▶ [WHAT YOU SHOULD DO] Copy out every line exactly, passing over the pictures.

▶ [Data items]
---*---
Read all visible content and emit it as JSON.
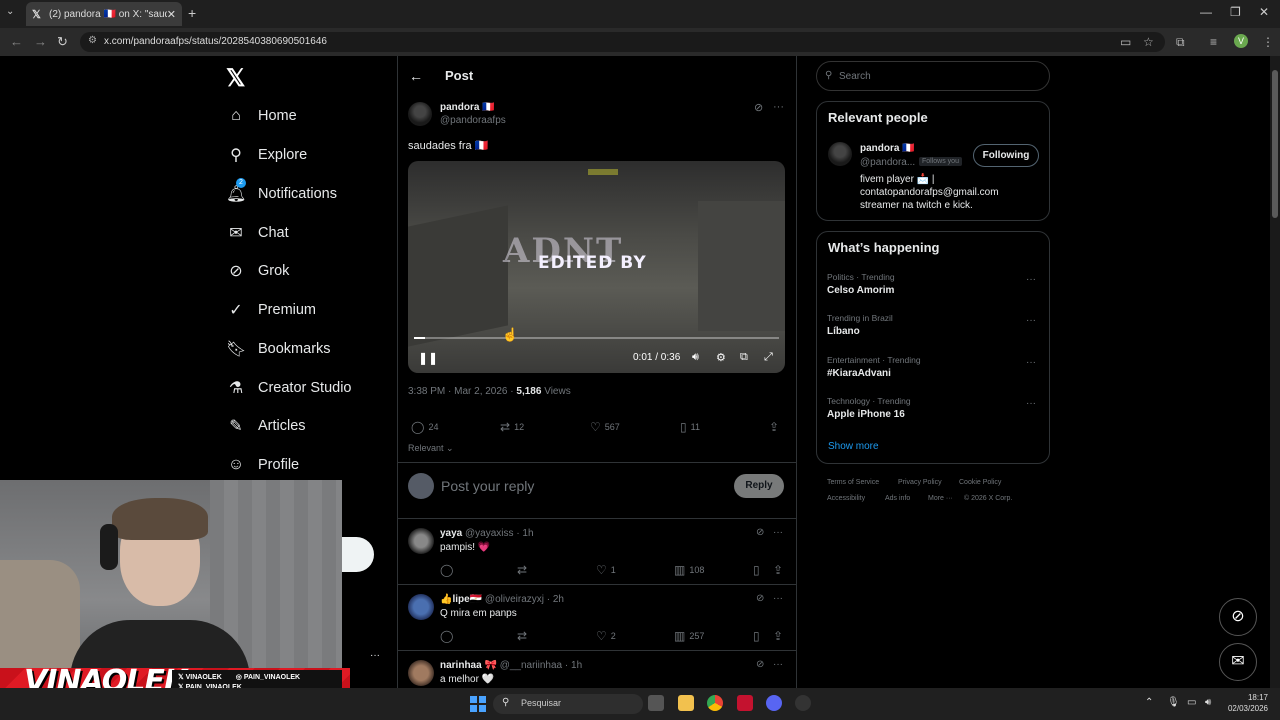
{
  "browser": {
    "tab_title": "(2) pandora 🇫🇷 on X: \"saudades",
    "url": "x.com/pandoraafps/status/2028540380690501646",
    "profile_initial": "V"
  },
  "nav": {
    "items": [
      {
        "label": "Home",
        "icon": "home-icon"
      },
      {
        "label": "Explore",
        "icon": "search-icon"
      },
      {
        "label": "Notifications",
        "icon": "bell-icon",
        "badge": "2"
      },
      {
        "label": "Chat",
        "icon": "mail-icon"
      },
      {
        "label": "Grok",
        "icon": "grok-icon"
      },
      {
        "label": "Premium",
        "icon": "verified-icon"
      },
      {
        "label": "Bookmarks",
        "icon": "bookmark-icon"
      },
      {
        "label": "Creator Studio",
        "icon": "flask-icon"
      },
      {
        "label": "Articles",
        "icon": "article-icon"
      },
      {
        "label": "Profile",
        "icon": "person-icon"
      }
    ],
    "more_dots": "···"
  },
  "post": {
    "header_title": "Post",
    "author_name": "pandora 🇫🇷",
    "author_handle": "@pandoraafps",
    "text": "saudades fra 🇫🇷",
    "video_overlay_text": "EDITED BY",
    "video_time": "0:01 / 0:36",
    "video_progress": 0.03,
    "timestamp": "3:38 PM · Mar 2, 2026 · ",
    "views_count": "5,186",
    "views_label": " Views",
    "replies": "24",
    "reposts": "12",
    "likes": "567",
    "bookmarks": "11",
    "sort_label": "Relevant",
    "reply_placeholder": "Post your reply",
    "reply_button": "Reply"
  },
  "replies": [
    {
      "name": "yaya",
      "handle": "@yayaxiss",
      "time": "· 1h",
      "text": "pampis! 💗",
      "reposts": "",
      "likes": "1",
      "views": "108"
    },
    {
      "name": "👍lipe🇪🇬",
      "handle": "@oliveirazyxj",
      "time": "· 2h",
      "text": "Q mira em panps",
      "reposts": "",
      "likes": "2",
      "views": "257"
    },
    {
      "name": "narinhaa 🎀",
      "handle": "@__nariinhaa",
      "time": "· 1h",
      "text": "a melhor 🤍"
    }
  ],
  "sidebar": {
    "search_placeholder": "Search",
    "relevant_title": "Relevant people",
    "relevant_name": "pandora 🇫🇷",
    "relevant_handle": "@pandora...",
    "follows_you": "Follows you",
    "following_button": "Following",
    "bio_line1": "fivem player 📩 |",
    "bio_line2": "contatopandorafps@gmail.com",
    "bio_line3": "streamer na twitch e kick.",
    "happening_title": "What’s happening",
    "trends": [
      {
        "category": "Politics · Trending",
        "name": "Celso Amorim"
      },
      {
        "category": "Trending in Brazil",
        "name": "Líbano"
      },
      {
        "category": "Entertainment · Trending",
        "name": "#KiaraAdvani"
      },
      {
        "category": "Technology · Trending",
        "name": "Apple iPhone 16"
      }
    ],
    "show_more": "Show more",
    "footer": [
      "Terms of Service",
      "Privacy Policy",
      "Cookie Policy",
      "Accessibility",
      "Ads info",
      "More ···",
      "© 2026 X Corp."
    ]
  },
  "overlay": {
    "banner_name": "VINAOLEK",
    "social1": "VINAOLEK",
    "social2": "PAIN_VINAOLEK",
    "social3": "PAIN_VINAOLEK"
  },
  "taskbar": {
    "search_placeholder": "Pesquisar",
    "time": "18:17",
    "date": "02/03/2026"
  }
}
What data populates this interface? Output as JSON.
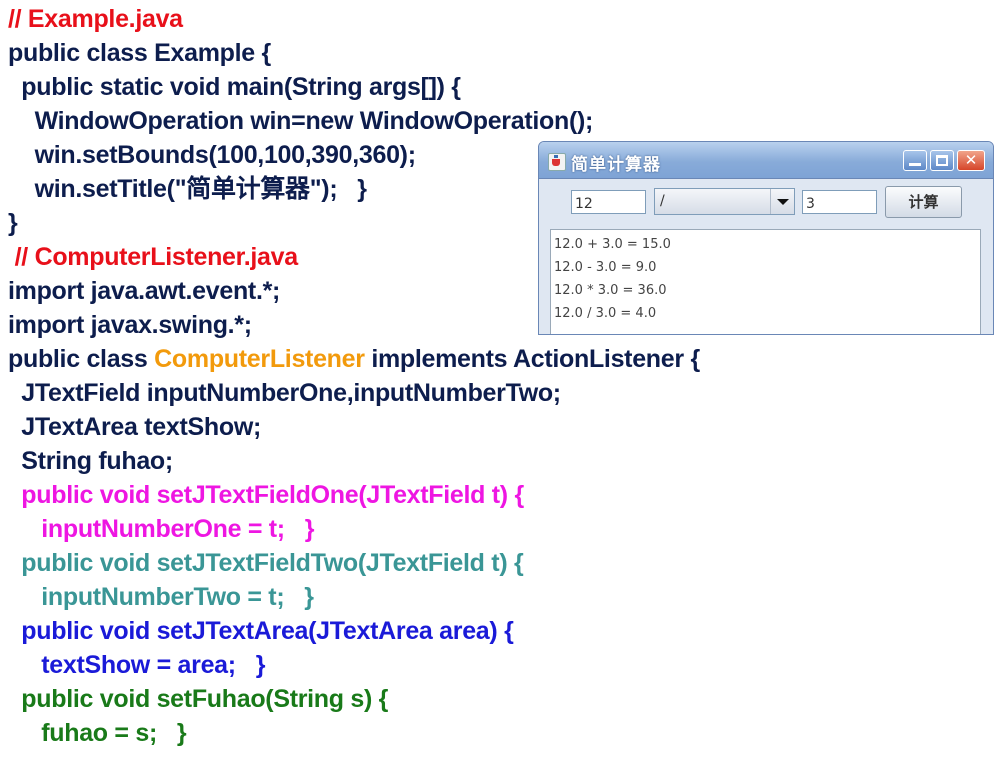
{
  "code": {
    "example_comment": "// Example.java",
    "ex_class_decl": "public class Example {",
    "ex_main": "  public static void main(String args[]) {",
    "ex_new_window": "    WindowOperation win=new WindowOperation();",
    "ex_setbounds": "    win.setBounds(100,100,390,360);",
    "ex_settitle": "    win.setTitle(\"简单计算器\");   }",
    "ex_close": "}",
    "listener_comment": " // ComputerListener.java",
    "import_awt": "import java.awt.event.*;",
    "import_swing": "import javax.swing.*;",
    "cl_decl_pre": "public class ",
    "cl_decl_name": "ComputerListener",
    "cl_decl_post": " implements ActionListener {",
    "field_textfields": "  JTextField inputNumberOne,inputNumberTwo;",
    "field_textarea": "  JTextArea textShow;",
    "field_fuhao": "  String fuhao;",
    "m1_sig": "  public void setJTextFieldOne(JTextField t) {",
    "m1_body": "     inputNumberOne = t;   }",
    "m2_sig": "  public void setJTextFieldTwo(JTextField t) {",
    "m2_body": "     inputNumberTwo = t;   }",
    "m3_sig": "  public void setJTextArea(JTextArea area) {",
    "m3_body": "     textShow = area;   }",
    "m4_sig": "  public void setFuhao(String s) {",
    "m4_body": "     fuhao = s;   }"
  },
  "window": {
    "title": "简单计算器",
    "minimize_icon": "minimize-icon",
    "maximize_icon": "maximize-icon",
    "close_icon": "close-icon",
    "close_glyph": "✕",
    "input_one_value": "12",
    "operator_selected": "/",
    "input_two_value": "3",
    "calc_button_label": "计算",
    "results": [
      "12.0 + 3.0 = 15.0",
      "12.0 - 3.0 = 9.0",
      "12.0 * 3.0 = 36.0",
      "12.0 / 3.0 = 4.0"
    ]
  },
  "colors": {
    "code_default": "#0d1d4d",
    "comment": "#e8101a",
    "class_name": "#f29a0c",
    "method1": "#ee16e2",
    "method2": "#3a9696",
    "method3": "#1a1ad8",
    "method4": "#197a19"
  }
}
---*---
▶ [TASK RESULT]
Read all visible content and emit it as JSON.
{
  "browser": {
    "tab_title": "(2) pandora 🇫🇷 on X: \"saudades",
    "url": "x.com/pandoraafps/status/2028540380690501646",
    "profile_initial": "V"
  },
  "nav": {
    "items": [
      {
        "label": "Home",
        "icon": "home-icon"
      },
      {
        "label": "Explore",
        "icon": "search-icon"
      },
      {
        "label": "Notifications",
        "icon": "bell-icon",
        "badge": "2"
      },
      {
        "label": "Chat",
        "icon": "mail-icon"
      },
      {
        "label": "Grok",
        "icon": "grok-icon"
      },
      {
        "label": "Premium",
        "icon": "verified-icon"
      },
      {
        "label": "Bookmarks",
        "icon": "bookmark-icon"
      },
      {
        "label": "Creator Studio",
        "icon": "flask-icon"
      },
      {
        "label": "Articles",
        "icon": "article-icon"
      },
      {
        "label": "Profile",
        "icon": "person-icon"
      }
    ],
    "more_dots": "···"
  },
  "post": {
    "header_title": "Post",
    "author_name": "pandora 🇫🇷",
    "author_handle": "@pandoraafps",
    "text": "saudades fra 🇫🇷",
    "video_overlay_text": "EDITED BY",
    "video_time": "0:01 / 0:36",
    "video_progress": 0.03,
    "timestamp": "3:38 PM · Mar 2, 2026 · ",
    "views_count": "5,186",
    "views_label": " Views",
    "replies": "24",
    "reposts": "12",
    "likes": "567",
    "bookmarks": "11",
    "sort_label": "Relevant",
    "reply_placeholder": "Post your reply",
    "reply_button": "Reply"
  },
  "replies": [
    {
      "name": "yaya",
      "handle": "@yayaxiss",
      "time": "· 1h",
      "text": "pampis! 💗",
      "reposts": "",
      "likes": "1",
      "views": "108"
    },
    {
      "name": "👍lipe🇪🇬",
      "handle": "@oliveirazyxj",
      "time": "· 2h",
      "text": "Q mira em panps",
      "reposts": "",
      "likes": "2",
      "views": "257"
    },
    {
      "name": "narinhaa 🎀",
      "handle": "@__nariinhaa",
      "time": "· 1h",
      "text": "a melhor 🤍"
    }
  ],
  "sidebar": {
    "search_placeholder": "Search",
    "relevant_title": "Relevant people",
    "relevant_name": "pandora 🇫🇷",
    "relevant_handle": "@pandora...",
    "follows_you": "Follows you",
    "following_button": "Following",
    "bio_line1": "fivem player 📩 |",
    "bio_line2": "contatopandorafps@gmail.com",
    "bio_line3": "streamer na twitch e kick.",
    "happening_title": "What’s happening",
    "trends": [
      {
        "category": "Politics · Trending",
        "name": "Celso Amorim"
      },
      {
        "category": "Trending in Brazil",
        "name": "Líbano"
      },
      {
        "category": "Entertainment · Trending",
        "name": "#KiaraAdvani"
      },
      {
        "category": "Technology · Trending",
        "name": "Apple iPhone 16"
      }
    ],
    "show_more": "Show more",
    "footer": [
      "Terms of Service",
      "Privacy Policy",
      "Cookie Policy",
      "Accessibility",
      "Ads info",
      "More ···",
      "© 2026 X Corp."
    ]
  },
  "overlay": {
    "banner_name": "VINAOLEK",
    "social1": "VINAOLEK",
    "social2": "PAIN_VINAOLEK",
    "social3": "PAIN_VINAOLEK"
  },
  "taskbar": {
    "search_placeholder": "Pesquisar",
    "time": "18:17",
    "date": "02/03/2026"
  }
}
What data populates this interface? Output as JSON.
{
  "code": {
    "example_comment": "// Example.java",
    "ex_class_decl": "public class Example {",
    "ex_main": "  public static void main(String args[]) {",
    "ex_new_window": "    WindowOperation win=new WindowOperation();",
    "ex_setbounds": "    win.setBounds(100,100,390,360);",
    "ex_settitle": "    win.setTitle(\"简单计算器\");   }",
    "ex_close": "}",
    "listener_comment": " // ComputerListener.java",
    "import_awt": "import java.awt.event.*;",
    "import_swing": "import javax.swing.*;",
    "cl_decl_pre": "public class ",
    "cl_decl_name": "ComputerListener",
    "cl_decl_post": " implements ActionListener {",
    "field_textfields": "  JTextField inputNumberOne,inputNumberTwo;",
    "field_textarea": "  JTextArea textShow;",
    "field_fuhao": "  String fuhao;",
    "m1_sig": "  public void setJTextFieldOne(JTextField t) {",
    "m1_body": "     inputNumberOne = t;   }",
    "m2_sig": "  public void setJTextFieldTwo(JTextField t) {",
    "m2_body": "     inputNumberTwo = t;   }",
    "m3_sig": "  public void setJTextArea(JTextArea area) {",
    "m3_body": "     textShow = area;   }",
    "m4_sig": "  public void setFuhao(String s) {",
    "m4_body": "     fuhao = s;   }"
  },
  "window": {
    "title": "简单计算器",
    "minimize_icon": "minimize-icon",
    "maximize_icon": "maximize-icon",
    "close_icon": "close-icon",
    "close_glyph": "✕",
    "input_one_value": "12",
    "operator_selected": "/",
    "input_two_value": "3",
    "calc_button_label": "计算",
    "results": [
      "12.0 + 3.0 = 15.0",
      "12.0 - 3.0 = 9.0",
      "12.0 * 3.0 = 36.0",
      "12.0 / 3.0 = 4.0"
    ]
  },
  "colors": {
    "code_default": "#0d1d4d",
    "comment": "#e8101a",
    "class_name": "#f29a0c",
    "method1": "#ee16e2",
    "method2": "#3a9696",
    "method3": "#1a1ad8",
    "method4": "#197a19"
  }
}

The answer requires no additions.